• _TEXT SECTION_
Headers must be in row 1
Headers from row 1SheetJS reads row 1 as field names, which become your typed fields. A stray preamble row would produce nonsense field names (and types) on the client. Keep only the field names in row 1.
Duplicate headers get suffixed
Auto-suffixedTwo columns with the same header are disambiguated by SheetJS (e.g. email, email_1), so the client interface gains a suffixed field. Rename duplicates in the source to keep clean client types.
Output preview truncated
Preview onlyThe on-page preview shows the first 4,000 characters. Copy (full string) or Download to get the complete file, including all exported types, before importing on the client.
Frequently asked questions
How does Excel give me end-to-end type safety?
The spreadsheet headers define the Zod schema, the Zod schema defines the tRPC input types, and tRPC flows the router type to the client. So one source — your sheet — drives server validation and inferred client types, with no duplicated declarations. Regenerate when the sheet changes and the types propagate.
What does the tool export for client typing?
Three things: the Zod schemas, a plain export interface ${Entity}, and export type ${Entity}Router = typeof ${routerName}. Use the router type to parameterize createTRPCClient or a server caller; use the interface for plain TS typing anywhere.
Can I use this with React Query directly without tRPC?
Yes — the exported interface ${Entity} and the Zod schemas are usable independently of tRPC, with any data-fetching library. You lose the automatic router-type inference, but you keep a single typed shape for your fetchers and forms.
Why are read and write input types different?
By design. The base ${Entity}Schema is all-.optional() (read shape), ${entity}CreateSchema is .required() (every field on create), and ${entity}UpdateSchema is .partial() plus a required uuid id. So create demands all fields while update accepts a partial — exactly the input types you want per operation.
Why is my date field a string on the client?
ISO YYYY-MM-DD columns are typed z.string(), so the inferred client type is string. To get a Date, change those fields to z.coerce.date() after generating — the client type updates to Date automatically.
How do I handle the id-type mismatch?
The interface types id from your data (usually number), but getById/delete/update require z.string().uuid(). Pick the real key type and make both consistent — e.g. change the id validator to z.number().int() for a numeric PK so the client passes a number throughout.

• _WORK INSTRUCTION 1_
List each question in the frequently asked questions section of the text about generating tRPC types from Excel.
• _WORK INSTRUCTION 2_
Continue the text about generating tRPC types from Excel, starting after its final sentence.

• _DATA EXTRACT_
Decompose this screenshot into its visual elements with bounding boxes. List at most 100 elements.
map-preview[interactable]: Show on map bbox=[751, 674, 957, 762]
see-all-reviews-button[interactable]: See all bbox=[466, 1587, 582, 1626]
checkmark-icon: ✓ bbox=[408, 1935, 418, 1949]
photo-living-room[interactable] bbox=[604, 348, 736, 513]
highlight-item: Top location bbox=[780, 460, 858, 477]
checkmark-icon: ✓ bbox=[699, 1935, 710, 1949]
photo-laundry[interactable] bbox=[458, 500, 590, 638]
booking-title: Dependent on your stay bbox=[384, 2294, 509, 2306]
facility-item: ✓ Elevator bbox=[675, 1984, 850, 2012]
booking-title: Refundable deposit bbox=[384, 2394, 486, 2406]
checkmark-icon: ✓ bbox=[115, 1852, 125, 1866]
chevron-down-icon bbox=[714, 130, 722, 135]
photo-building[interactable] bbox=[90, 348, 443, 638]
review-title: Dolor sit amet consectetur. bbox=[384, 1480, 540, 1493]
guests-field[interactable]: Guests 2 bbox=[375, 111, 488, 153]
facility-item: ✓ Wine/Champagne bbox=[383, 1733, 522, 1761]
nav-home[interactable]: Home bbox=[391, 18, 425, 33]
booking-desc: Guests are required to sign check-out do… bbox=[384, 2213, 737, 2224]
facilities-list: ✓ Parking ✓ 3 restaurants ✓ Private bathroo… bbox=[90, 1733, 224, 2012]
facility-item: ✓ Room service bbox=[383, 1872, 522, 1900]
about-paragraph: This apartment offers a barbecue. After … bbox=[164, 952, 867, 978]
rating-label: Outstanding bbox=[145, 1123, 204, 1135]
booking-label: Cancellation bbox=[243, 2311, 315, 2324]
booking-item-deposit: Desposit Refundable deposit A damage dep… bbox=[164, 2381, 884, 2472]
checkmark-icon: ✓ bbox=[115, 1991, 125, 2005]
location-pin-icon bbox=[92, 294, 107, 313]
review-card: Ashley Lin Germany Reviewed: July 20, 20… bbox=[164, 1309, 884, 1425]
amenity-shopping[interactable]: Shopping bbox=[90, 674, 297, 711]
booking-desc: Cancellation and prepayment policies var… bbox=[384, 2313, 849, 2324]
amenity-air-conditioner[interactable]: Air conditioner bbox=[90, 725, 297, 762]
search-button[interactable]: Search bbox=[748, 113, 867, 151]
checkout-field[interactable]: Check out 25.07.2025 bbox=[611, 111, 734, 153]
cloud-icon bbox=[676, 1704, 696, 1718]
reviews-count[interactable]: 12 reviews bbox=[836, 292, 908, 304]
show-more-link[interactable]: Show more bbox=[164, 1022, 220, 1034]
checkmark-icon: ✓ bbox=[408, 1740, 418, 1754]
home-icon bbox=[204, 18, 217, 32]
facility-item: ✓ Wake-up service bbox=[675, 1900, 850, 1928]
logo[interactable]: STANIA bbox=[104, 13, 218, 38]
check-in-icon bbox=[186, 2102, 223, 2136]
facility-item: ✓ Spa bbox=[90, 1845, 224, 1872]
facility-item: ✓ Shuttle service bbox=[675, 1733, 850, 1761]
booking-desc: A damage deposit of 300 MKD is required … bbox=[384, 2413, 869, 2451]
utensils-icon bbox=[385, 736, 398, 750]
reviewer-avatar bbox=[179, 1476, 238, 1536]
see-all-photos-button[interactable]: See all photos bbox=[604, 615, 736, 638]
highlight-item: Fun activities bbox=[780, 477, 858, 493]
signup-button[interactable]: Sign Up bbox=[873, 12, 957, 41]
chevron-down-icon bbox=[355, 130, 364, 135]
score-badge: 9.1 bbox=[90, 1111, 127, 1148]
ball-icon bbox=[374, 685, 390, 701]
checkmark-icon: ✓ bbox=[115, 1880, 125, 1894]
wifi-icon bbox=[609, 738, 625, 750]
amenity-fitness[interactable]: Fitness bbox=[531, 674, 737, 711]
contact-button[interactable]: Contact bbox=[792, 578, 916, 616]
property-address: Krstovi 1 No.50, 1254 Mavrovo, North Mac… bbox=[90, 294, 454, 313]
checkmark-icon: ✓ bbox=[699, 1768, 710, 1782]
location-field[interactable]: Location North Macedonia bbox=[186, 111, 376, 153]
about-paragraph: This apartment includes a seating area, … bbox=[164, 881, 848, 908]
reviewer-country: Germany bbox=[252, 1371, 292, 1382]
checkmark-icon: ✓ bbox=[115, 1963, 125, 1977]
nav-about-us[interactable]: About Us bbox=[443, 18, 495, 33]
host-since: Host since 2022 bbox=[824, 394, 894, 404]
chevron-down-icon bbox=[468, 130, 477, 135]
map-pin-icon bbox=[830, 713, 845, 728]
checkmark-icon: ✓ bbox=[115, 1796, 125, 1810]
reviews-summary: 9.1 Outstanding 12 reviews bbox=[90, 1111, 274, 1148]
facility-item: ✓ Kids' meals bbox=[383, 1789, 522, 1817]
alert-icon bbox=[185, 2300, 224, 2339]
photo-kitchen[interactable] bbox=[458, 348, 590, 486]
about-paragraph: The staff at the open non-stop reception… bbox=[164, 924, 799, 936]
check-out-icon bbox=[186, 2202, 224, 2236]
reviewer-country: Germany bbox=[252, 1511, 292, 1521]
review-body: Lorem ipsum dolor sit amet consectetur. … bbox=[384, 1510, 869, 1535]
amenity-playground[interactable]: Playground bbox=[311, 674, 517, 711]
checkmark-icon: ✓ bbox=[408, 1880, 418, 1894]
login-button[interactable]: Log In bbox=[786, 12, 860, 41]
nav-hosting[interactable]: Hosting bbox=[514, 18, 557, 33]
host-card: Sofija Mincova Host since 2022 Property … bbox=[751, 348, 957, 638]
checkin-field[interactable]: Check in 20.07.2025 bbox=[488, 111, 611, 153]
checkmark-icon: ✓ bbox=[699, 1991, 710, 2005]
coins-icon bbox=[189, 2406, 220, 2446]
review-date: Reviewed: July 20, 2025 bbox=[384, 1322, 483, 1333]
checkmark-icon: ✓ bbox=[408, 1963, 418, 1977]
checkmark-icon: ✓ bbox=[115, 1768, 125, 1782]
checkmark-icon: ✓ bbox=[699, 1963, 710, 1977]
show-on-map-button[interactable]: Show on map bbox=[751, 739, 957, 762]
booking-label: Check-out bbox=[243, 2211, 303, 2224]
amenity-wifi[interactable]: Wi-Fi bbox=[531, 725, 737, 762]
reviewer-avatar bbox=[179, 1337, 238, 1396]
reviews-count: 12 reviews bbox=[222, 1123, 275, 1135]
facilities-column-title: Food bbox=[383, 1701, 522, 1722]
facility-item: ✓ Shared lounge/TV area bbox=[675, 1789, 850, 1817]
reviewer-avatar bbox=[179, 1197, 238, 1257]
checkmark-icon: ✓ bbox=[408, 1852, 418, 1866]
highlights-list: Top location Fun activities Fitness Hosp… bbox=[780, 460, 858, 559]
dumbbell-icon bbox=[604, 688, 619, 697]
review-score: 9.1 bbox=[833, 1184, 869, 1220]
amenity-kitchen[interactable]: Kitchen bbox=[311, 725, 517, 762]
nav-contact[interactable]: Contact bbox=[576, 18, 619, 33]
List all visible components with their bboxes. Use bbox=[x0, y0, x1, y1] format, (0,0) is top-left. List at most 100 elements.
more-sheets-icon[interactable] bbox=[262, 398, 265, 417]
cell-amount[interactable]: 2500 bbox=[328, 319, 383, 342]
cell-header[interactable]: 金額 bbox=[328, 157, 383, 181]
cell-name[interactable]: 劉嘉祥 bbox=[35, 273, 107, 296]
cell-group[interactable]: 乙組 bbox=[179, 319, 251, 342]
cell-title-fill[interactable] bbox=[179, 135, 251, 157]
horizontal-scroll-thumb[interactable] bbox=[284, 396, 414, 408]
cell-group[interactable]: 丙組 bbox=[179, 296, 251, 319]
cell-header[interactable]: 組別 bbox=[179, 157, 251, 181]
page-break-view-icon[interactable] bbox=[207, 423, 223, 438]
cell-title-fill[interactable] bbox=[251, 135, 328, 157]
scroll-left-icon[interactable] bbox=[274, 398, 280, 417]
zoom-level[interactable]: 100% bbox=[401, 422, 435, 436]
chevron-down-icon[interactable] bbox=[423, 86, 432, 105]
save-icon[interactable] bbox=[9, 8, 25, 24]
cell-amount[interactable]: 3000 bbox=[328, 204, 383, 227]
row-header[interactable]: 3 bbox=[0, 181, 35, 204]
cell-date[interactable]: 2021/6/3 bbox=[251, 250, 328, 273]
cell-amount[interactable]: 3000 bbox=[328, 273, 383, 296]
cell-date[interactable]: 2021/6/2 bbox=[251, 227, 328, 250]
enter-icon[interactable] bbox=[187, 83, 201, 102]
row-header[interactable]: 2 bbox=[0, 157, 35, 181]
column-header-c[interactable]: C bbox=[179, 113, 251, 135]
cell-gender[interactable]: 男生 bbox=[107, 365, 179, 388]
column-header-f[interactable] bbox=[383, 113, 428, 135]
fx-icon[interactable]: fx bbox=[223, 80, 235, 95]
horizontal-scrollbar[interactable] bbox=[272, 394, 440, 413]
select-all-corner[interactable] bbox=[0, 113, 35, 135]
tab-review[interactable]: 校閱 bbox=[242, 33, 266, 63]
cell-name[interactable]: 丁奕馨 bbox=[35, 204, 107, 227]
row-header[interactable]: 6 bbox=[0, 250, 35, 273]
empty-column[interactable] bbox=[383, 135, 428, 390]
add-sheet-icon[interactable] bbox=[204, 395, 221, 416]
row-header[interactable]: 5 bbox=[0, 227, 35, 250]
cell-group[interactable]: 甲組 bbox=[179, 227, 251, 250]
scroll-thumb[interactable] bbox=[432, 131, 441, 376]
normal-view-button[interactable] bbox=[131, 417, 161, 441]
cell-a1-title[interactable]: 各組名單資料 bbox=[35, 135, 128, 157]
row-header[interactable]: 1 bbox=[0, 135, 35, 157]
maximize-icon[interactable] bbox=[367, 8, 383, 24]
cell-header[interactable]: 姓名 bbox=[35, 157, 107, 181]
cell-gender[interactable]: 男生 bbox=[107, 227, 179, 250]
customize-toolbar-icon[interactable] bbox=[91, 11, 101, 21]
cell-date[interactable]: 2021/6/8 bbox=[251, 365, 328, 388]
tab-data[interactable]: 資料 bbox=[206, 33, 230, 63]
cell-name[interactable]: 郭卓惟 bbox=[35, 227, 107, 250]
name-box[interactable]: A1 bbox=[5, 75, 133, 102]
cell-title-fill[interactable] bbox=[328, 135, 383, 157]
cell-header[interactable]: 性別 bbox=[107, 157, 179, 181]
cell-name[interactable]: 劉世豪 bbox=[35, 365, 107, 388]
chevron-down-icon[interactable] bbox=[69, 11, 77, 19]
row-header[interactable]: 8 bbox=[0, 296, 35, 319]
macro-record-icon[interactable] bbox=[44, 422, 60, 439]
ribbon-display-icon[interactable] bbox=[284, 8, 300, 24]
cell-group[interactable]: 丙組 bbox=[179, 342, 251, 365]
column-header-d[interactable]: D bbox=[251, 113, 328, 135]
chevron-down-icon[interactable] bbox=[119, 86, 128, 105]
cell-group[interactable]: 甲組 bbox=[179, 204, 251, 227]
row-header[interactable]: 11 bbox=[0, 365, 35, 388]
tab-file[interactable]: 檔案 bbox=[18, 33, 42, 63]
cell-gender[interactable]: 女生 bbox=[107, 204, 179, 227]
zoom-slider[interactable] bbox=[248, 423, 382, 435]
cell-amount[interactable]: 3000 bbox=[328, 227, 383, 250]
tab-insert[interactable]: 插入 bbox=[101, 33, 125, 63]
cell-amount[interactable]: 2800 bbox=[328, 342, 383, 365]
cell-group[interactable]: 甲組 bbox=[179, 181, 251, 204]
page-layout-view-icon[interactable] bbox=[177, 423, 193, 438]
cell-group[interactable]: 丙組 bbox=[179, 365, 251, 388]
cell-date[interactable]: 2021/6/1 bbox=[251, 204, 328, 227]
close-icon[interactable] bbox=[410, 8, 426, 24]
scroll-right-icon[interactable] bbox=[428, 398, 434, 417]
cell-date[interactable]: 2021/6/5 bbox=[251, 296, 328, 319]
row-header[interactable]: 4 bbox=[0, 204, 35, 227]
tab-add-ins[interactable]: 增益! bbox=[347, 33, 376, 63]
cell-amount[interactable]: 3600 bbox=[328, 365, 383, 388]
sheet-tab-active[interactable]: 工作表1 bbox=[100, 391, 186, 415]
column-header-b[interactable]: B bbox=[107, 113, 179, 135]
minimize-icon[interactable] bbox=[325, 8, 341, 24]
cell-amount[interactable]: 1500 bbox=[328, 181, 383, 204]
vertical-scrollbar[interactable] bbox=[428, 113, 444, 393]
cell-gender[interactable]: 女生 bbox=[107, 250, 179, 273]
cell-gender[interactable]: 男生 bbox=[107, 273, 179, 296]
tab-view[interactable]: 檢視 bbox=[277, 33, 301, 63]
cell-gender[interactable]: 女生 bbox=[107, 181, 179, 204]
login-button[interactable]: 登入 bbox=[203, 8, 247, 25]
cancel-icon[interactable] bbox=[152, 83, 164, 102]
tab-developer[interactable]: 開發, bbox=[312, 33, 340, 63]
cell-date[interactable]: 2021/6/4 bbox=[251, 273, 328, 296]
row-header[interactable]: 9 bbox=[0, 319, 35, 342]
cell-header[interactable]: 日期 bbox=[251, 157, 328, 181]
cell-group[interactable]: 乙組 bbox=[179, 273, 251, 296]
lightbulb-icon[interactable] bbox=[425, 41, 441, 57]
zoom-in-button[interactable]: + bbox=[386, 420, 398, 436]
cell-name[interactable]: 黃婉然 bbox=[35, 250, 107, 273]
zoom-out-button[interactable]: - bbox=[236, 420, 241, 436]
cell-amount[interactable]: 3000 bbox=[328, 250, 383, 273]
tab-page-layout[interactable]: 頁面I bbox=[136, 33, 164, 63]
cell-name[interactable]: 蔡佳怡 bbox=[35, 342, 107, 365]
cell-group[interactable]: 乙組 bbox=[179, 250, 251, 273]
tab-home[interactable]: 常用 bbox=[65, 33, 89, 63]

• _EXERCISE ANSWER 1_
How does Excel give me end-to-end type safety?
What does the tool export for client typing?
Can I use this with React Query directly without tRPC?
Why are read and write input types different?
Why is my date field a string on the client?
How do I handle the id-type mismatch?

• _EXERCISE ANSWER 2_
Does it generate OpenAPI/Swagger docs?
Not directly. The tool produces a tRPC router; if you need an OpenAPI spec, add a tRPC-OpenAPI package to your project and run it against the generated router. The router's typed inputs/outputs are what those tools introspect.
What's the only option?
Router name (default dataRouter). It names the output file, the exported router type, and (for a single sheet) the entity name. There's no separate type-export or naming option — the exports are emitted automatically.
What tier and limits apply?
Developer tier only; lower tiers see an upgrade overlay. Developer raises the per-file limit to 500 MB with unlimited rows. It's a single-workbook tool, with multi-sheet workbooks producing a root router whose type you can use for the client.
Does my authoritative schema leave my machine?
No. SheetJS parses the file in your browser; headers and sample data stay local. Only an anonymous processed-file counter is recorded for dashboard stats.
Which tRPC version do the types target?
tRPC v11. The router imports from ../trpc and @trpc/server, and the exported typeof router type works with the v11 client helpers (createTRPCClient, React Query hooks, server callers).
If I rename a column, will the client break loudly?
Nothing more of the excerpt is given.